▶ [Task list]
1 – Repeat everything in the Athertonia text from "Monotypic genus of trees" down to "the bushfood industry.", word for word.
2 – According to the Athertonia text, how tall can Athertonia diversifolia grow?

▶ [Extracted text]
......

Scientific classification
- Kingdom: Plantae
- Clade: Tracheophytes
- Clade: Angiosperms
- Clade: Eudicots
- Order: Proteales
- Family: Proteaceae
- Subfamily: Grevilleoideae
- Tribe: Macadamieae
- Subtribe: Virotiinae
- Genus: Athertonia L.A.S.Johnson & B.G.Briggs
- Species: A. diversifolia
- Binomial name: Athertonia diversifolia (C.T.White) L.A.S.Johnson & B.G.Briggs

= Athertonia =

- Genus: Athertonia
- Species: diversifolia
- Authority: (C.T.White) L.A.S.Johnson & B.G.Briggs
- Conservation status: LC

Monotypic genus of trees endemic to Australia

Athertonia is a monotypic genus of plants in the family Proteaceae. The sole described species is Athertonia diversifolia, commonly known as Atherton oak, athertonia, creamy silky oak or white oak. It is endemic to a small part of the Wet Tropics of Queensland, Australia. A relative of the macadamia, it has potential in horticulture and the bushfood industry.

==Description==
Athertonia diversifolia is a tree growing up to 30 m tall, the trunk may be fluted and may be buttressed. New shoots and young branches are densely covered in fine rust-coloured hairs. The leaf morphology is highly variable − from a simple elliptic shape to deeply lobed, and they may be with or without finely toothed margins. The overall leaf size also varies considerably, from 7 by 4.5 cm up to 27 by 13 cm. The petiole measures between 1–3 cm long.

......

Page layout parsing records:
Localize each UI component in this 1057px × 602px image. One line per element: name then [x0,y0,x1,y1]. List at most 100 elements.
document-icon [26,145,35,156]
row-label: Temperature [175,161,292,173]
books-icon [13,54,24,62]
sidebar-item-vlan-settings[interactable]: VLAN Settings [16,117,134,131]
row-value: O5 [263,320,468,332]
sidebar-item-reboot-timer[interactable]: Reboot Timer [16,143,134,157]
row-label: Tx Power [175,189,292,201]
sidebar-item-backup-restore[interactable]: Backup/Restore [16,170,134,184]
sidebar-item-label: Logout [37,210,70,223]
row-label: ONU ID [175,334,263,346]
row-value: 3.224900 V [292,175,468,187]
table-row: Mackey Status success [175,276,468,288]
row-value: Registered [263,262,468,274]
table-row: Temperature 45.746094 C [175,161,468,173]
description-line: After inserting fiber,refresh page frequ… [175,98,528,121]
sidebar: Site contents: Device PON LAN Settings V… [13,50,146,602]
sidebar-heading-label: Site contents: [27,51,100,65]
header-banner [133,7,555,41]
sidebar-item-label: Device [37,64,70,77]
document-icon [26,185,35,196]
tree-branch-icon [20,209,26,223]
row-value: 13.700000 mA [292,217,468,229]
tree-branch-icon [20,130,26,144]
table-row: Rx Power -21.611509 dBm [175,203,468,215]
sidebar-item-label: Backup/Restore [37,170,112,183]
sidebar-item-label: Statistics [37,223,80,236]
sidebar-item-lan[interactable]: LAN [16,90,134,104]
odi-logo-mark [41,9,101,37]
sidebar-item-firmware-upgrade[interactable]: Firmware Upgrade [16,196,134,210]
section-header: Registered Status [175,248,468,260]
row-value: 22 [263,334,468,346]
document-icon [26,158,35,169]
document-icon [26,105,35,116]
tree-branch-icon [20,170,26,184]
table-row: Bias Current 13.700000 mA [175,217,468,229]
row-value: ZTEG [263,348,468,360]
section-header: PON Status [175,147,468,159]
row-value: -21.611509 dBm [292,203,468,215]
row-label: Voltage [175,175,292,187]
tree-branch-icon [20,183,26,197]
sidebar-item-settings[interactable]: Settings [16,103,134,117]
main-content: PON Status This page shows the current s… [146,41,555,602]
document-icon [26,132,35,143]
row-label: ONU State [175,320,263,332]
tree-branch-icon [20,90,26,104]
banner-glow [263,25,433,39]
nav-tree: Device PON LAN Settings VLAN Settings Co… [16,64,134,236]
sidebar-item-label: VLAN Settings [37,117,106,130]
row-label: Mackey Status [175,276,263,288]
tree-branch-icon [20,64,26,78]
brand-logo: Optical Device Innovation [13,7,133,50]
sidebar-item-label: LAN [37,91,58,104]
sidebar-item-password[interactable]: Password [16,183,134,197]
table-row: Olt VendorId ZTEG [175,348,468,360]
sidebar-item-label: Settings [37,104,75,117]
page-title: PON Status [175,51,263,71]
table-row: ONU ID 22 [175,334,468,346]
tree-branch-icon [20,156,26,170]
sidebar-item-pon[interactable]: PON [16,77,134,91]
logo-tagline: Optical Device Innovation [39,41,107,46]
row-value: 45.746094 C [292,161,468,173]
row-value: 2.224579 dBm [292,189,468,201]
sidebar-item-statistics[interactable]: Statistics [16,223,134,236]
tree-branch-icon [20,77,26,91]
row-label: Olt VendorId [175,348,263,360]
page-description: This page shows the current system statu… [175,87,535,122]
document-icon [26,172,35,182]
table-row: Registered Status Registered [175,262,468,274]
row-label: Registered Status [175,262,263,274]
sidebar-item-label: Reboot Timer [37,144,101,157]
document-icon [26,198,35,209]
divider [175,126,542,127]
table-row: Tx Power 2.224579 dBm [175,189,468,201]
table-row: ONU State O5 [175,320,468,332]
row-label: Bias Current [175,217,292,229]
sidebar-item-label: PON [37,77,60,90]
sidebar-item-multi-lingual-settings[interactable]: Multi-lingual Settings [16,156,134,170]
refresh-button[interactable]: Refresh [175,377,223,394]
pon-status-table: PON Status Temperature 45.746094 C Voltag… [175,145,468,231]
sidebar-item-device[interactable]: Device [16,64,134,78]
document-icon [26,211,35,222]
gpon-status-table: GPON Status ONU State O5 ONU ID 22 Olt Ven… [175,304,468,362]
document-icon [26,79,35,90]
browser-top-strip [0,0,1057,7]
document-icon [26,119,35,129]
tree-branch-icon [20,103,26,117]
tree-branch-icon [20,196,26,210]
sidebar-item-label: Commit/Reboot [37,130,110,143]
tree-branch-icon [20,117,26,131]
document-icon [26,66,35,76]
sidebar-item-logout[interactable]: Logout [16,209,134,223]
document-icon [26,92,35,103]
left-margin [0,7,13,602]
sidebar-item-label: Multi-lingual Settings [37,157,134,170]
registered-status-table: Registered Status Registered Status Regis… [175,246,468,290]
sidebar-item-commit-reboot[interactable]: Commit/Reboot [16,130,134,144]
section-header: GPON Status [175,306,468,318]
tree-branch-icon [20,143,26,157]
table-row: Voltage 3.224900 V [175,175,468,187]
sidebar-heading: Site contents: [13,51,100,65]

......

▶ [Your written answers]
1 –
Monotypic genus of trees endemic to Australia

Athertonia is a monotypic genus of plants in the family Proteaceae. The sole described species is Athertonia diversifolia, commonly known as Atherton oak, athertonia, creamy silky oak or white oak. It is endemic to a small part of the Wet Tropics of Queensland, Australia. A relative of the macadamia, it has potential in horticulture and the bushfood industry.

2 – Up to 30 m tall.